---------- GIVEN INFORMATION ----------

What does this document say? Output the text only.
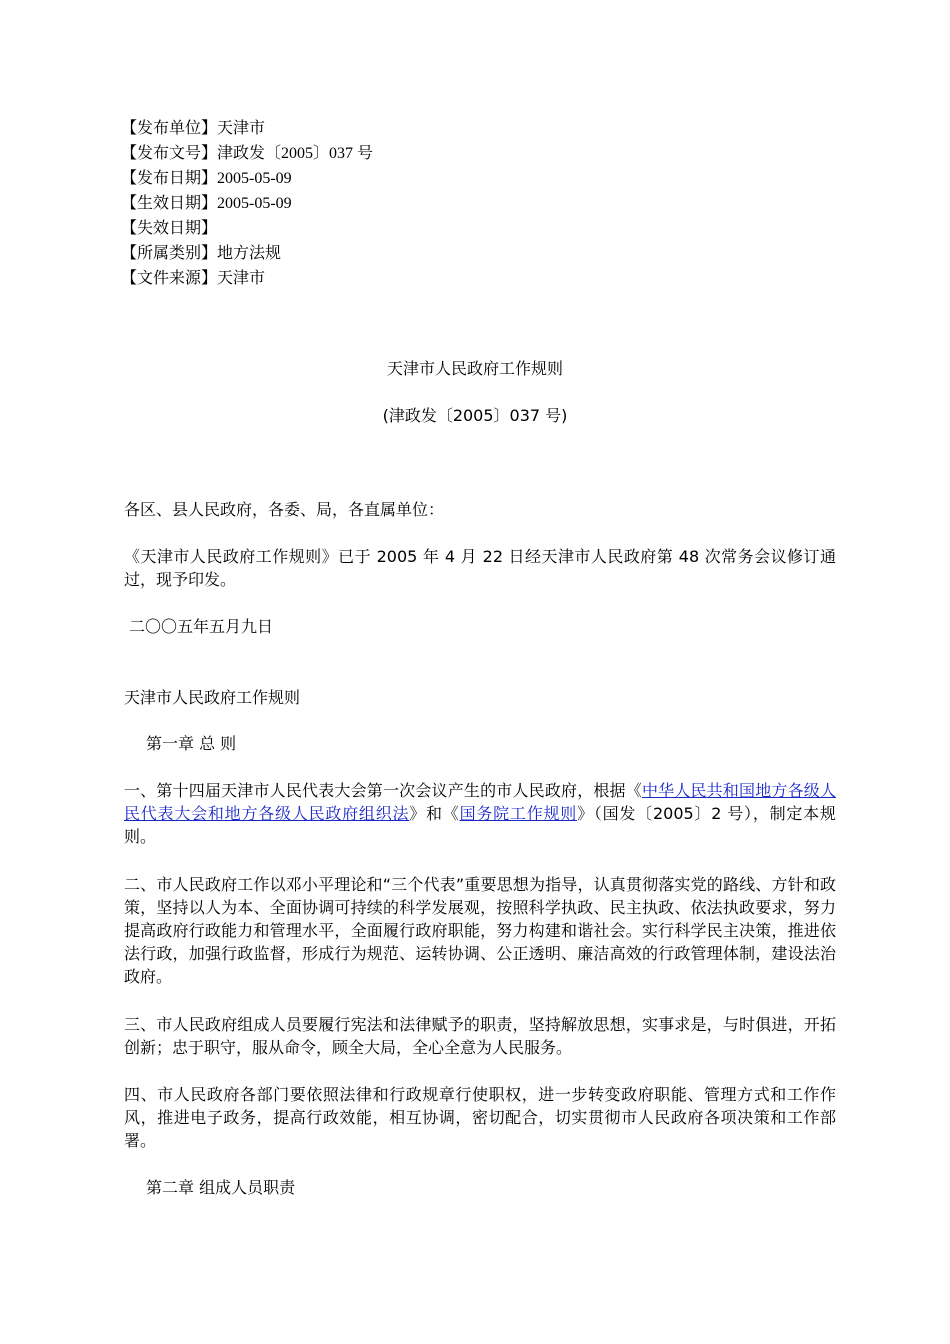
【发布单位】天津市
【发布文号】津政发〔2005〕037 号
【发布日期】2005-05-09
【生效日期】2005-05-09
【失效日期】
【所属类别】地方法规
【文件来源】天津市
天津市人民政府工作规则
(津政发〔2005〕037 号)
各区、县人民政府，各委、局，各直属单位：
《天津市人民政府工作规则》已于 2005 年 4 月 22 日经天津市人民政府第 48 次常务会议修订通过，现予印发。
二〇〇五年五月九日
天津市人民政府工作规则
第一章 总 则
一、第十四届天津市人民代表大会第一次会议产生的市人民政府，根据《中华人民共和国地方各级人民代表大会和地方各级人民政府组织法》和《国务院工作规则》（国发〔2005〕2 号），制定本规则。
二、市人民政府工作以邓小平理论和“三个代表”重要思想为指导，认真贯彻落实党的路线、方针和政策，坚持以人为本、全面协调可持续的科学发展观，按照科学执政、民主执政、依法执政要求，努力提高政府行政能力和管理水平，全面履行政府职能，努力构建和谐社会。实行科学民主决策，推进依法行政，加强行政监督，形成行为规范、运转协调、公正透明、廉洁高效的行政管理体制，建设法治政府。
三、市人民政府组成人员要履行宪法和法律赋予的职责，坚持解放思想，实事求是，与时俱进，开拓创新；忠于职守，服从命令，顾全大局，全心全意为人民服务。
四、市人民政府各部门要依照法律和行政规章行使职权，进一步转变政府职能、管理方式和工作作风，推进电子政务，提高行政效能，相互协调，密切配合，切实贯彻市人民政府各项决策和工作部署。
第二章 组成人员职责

----------
---------- GIVEN INFORMATION ----------

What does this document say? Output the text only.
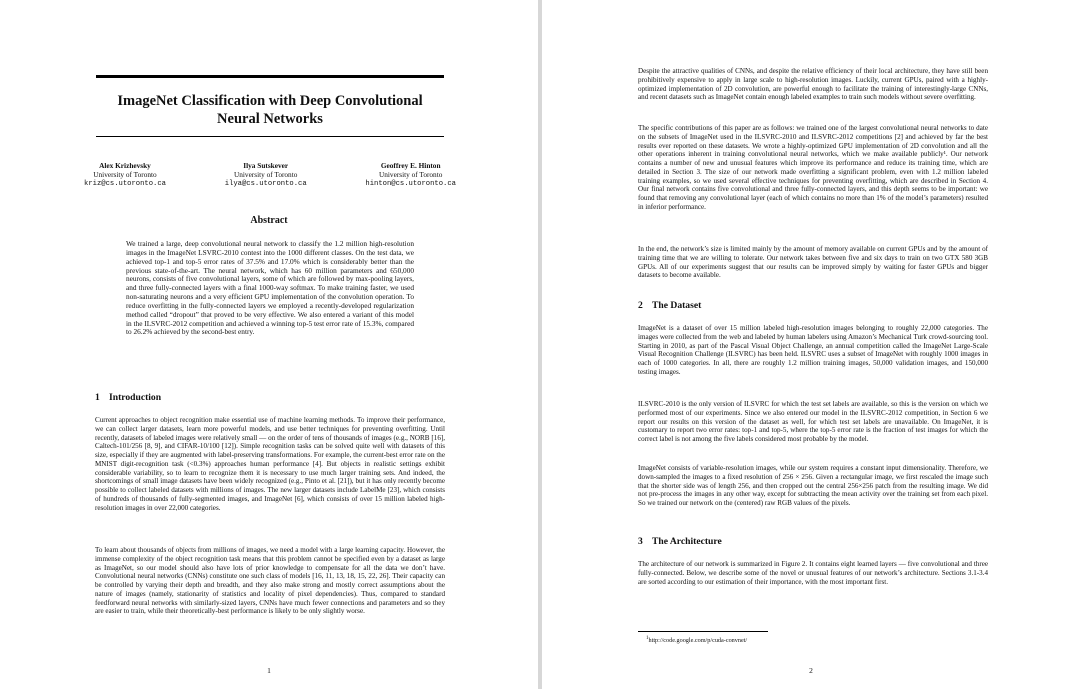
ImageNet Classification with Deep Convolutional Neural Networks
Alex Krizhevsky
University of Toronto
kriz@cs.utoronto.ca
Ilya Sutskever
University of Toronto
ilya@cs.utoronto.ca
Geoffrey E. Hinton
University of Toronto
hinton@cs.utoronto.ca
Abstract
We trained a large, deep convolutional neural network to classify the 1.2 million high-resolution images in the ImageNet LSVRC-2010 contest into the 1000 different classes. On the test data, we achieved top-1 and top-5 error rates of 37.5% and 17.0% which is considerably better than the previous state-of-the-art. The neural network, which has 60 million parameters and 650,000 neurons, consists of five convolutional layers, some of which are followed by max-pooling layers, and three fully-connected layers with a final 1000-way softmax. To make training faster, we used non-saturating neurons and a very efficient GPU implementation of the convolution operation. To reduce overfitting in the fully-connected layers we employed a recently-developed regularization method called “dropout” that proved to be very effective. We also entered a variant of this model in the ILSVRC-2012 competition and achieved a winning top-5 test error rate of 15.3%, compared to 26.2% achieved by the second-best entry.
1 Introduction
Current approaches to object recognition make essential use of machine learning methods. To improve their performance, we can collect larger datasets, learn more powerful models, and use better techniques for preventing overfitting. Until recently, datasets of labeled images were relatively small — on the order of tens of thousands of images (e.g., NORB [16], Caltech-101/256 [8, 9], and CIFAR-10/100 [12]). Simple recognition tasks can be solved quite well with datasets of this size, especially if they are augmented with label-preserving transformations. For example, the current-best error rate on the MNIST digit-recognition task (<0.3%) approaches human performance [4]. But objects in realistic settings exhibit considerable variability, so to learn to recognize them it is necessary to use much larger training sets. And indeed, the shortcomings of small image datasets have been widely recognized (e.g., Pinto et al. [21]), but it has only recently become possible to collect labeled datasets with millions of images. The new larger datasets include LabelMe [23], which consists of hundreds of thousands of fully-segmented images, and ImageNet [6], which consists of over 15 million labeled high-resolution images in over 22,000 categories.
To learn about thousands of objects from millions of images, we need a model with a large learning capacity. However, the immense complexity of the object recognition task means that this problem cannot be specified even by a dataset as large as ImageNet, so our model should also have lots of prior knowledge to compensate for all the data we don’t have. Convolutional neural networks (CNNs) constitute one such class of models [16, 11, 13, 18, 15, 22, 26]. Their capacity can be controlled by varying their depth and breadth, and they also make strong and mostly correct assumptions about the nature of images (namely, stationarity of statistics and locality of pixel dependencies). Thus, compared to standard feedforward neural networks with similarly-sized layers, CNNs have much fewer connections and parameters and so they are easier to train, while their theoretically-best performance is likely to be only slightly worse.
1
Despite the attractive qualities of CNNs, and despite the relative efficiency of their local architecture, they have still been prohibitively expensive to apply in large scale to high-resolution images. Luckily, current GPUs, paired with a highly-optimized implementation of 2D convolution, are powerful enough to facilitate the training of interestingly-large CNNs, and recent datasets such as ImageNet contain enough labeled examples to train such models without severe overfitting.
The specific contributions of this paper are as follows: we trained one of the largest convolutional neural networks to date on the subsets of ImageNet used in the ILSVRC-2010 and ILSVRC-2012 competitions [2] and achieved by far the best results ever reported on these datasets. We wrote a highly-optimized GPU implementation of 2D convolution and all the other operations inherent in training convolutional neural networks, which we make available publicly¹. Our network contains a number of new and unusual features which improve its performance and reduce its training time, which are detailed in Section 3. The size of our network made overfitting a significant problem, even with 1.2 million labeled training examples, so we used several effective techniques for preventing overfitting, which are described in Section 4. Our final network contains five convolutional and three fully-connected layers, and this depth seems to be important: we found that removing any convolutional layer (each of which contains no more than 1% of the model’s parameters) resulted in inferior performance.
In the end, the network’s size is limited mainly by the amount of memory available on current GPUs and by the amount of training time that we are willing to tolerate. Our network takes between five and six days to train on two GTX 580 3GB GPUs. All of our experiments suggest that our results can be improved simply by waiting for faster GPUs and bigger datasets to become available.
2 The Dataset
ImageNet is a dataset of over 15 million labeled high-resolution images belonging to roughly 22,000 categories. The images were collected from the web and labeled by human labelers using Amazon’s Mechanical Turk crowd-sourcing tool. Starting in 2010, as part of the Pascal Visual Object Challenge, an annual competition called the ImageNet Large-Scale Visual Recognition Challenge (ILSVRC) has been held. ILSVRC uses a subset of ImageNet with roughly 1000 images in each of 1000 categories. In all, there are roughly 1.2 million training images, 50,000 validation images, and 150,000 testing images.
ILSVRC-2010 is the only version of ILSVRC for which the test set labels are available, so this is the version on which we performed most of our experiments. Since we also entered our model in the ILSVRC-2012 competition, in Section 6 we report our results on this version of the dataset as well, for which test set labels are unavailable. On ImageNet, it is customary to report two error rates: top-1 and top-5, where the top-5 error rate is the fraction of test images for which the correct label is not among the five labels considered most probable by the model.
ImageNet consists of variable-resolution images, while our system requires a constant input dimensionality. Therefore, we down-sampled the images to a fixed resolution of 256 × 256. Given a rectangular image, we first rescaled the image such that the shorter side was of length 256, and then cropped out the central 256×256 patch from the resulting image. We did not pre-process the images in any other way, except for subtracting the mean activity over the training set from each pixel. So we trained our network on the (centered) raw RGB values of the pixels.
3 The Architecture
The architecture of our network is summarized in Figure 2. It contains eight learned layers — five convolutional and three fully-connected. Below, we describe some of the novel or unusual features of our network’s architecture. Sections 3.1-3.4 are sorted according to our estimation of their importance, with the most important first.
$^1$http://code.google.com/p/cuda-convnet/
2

----------

▶ _AIM_
From the records above, work out how many lines contain the string "utoronto". Give only the number.

▶ _SOLUTION TO THIS TASK_
3